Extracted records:
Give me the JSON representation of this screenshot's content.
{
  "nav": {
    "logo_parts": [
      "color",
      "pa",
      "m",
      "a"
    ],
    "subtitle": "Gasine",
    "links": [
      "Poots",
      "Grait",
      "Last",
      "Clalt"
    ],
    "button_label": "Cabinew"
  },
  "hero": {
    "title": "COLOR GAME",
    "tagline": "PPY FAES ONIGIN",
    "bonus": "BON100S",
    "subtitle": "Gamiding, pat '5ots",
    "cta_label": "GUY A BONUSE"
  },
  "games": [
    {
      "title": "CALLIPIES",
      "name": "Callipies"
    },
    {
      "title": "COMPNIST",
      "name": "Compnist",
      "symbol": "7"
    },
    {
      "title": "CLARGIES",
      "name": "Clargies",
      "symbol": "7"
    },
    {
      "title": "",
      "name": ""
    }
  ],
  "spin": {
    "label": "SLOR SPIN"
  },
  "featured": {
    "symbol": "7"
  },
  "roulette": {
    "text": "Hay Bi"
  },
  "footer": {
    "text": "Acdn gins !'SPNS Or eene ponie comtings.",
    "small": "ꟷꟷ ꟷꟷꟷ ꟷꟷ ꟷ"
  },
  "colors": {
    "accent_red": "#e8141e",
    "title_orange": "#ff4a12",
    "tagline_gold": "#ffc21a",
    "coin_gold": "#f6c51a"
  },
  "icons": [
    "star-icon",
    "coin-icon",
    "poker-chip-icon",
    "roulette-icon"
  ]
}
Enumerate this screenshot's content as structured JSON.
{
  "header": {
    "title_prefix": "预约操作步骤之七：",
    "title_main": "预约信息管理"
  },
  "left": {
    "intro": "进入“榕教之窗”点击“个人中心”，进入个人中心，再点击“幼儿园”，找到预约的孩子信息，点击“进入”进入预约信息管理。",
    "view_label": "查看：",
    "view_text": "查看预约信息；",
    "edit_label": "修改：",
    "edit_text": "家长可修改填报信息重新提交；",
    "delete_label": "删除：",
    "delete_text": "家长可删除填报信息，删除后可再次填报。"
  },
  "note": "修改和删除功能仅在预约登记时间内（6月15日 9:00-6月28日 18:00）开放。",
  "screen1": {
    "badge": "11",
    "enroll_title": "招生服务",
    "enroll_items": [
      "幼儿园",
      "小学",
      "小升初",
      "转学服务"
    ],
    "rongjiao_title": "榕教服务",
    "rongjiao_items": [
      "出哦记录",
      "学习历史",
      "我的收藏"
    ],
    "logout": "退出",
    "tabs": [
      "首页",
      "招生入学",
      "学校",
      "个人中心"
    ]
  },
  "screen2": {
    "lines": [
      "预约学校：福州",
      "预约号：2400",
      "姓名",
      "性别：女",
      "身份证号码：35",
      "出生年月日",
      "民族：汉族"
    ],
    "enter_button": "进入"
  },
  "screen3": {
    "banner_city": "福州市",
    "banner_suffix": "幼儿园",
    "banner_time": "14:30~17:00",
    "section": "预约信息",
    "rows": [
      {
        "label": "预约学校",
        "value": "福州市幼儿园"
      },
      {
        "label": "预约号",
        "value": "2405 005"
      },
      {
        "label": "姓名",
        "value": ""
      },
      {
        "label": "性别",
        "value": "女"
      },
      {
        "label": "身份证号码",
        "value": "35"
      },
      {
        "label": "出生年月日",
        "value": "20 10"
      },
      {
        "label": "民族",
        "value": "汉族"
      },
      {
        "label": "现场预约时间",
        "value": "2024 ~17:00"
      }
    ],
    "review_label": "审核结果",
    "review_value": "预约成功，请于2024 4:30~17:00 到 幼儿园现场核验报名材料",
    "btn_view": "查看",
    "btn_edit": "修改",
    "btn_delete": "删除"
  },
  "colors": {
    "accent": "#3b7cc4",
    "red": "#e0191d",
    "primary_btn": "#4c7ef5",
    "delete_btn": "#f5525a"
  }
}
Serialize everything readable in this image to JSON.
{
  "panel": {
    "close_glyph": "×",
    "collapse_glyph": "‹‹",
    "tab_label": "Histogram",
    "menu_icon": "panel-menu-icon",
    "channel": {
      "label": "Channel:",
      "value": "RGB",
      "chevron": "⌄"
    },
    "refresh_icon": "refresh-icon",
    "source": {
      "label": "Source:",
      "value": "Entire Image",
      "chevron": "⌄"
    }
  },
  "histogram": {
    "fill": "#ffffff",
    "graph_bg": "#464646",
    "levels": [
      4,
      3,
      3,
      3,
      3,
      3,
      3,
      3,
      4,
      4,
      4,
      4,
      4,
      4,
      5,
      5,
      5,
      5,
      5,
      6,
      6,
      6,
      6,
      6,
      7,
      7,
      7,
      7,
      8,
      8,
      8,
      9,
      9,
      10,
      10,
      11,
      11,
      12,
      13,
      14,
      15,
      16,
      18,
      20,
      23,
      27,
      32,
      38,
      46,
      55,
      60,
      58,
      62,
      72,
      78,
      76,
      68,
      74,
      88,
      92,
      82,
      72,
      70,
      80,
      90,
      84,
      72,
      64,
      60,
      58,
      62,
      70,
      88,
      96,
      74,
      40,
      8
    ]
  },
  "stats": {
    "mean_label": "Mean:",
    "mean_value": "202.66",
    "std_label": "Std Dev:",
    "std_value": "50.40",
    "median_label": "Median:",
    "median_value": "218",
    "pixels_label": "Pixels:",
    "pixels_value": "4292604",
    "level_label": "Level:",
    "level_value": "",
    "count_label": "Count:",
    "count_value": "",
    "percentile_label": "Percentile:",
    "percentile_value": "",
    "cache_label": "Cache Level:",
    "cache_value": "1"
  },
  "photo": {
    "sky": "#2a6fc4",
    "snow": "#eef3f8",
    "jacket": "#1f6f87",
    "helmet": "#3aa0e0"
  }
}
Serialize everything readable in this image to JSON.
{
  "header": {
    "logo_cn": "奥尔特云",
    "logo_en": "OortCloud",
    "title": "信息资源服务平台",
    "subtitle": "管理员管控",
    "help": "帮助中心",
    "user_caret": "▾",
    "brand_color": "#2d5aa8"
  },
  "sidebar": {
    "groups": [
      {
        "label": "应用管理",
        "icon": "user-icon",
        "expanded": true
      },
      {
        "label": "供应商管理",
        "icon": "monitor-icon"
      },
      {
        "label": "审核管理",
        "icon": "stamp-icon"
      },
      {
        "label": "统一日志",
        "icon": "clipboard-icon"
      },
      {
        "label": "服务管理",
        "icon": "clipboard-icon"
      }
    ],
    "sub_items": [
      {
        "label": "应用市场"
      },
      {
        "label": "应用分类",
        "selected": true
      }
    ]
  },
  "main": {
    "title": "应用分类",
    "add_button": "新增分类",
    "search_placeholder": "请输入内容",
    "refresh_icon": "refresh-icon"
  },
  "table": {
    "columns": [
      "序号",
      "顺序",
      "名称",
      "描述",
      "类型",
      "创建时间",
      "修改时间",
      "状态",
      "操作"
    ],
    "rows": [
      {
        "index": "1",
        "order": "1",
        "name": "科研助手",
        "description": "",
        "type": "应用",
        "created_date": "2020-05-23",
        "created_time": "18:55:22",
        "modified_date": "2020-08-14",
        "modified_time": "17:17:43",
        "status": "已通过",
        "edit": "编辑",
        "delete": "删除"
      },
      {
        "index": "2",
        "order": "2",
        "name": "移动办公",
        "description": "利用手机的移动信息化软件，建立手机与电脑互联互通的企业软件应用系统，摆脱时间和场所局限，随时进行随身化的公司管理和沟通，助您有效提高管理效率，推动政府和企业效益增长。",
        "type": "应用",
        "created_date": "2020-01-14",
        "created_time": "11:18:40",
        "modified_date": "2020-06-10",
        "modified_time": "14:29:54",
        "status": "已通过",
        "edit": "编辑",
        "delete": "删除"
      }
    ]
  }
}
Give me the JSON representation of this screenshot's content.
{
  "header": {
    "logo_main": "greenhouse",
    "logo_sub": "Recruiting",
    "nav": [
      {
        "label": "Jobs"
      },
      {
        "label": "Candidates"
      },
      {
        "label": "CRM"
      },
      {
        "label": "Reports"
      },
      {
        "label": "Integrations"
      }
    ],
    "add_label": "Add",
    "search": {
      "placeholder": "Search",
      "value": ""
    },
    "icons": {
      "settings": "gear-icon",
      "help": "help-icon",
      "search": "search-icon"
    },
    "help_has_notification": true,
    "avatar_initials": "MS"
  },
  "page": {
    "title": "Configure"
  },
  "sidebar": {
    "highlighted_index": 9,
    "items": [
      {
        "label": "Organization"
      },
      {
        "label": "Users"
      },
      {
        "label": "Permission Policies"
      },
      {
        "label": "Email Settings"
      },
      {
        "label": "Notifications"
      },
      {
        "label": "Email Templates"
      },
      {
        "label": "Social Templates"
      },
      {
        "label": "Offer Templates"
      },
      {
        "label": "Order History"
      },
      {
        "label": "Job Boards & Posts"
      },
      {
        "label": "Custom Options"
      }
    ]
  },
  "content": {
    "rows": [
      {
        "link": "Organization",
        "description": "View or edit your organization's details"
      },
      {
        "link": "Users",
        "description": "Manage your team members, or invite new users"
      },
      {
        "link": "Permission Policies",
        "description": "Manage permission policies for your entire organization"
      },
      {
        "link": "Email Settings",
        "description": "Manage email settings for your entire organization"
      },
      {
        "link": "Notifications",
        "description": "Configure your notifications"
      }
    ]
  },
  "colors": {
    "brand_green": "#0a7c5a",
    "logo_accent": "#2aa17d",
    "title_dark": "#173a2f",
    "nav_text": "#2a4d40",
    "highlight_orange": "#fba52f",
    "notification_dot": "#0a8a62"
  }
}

(STATED PROBLEM) From the records above, pull out each line that has "Configure".

(REPLY TO THE EXERCISE)
    "title": "Configure"
        "description": "Configure your notifications"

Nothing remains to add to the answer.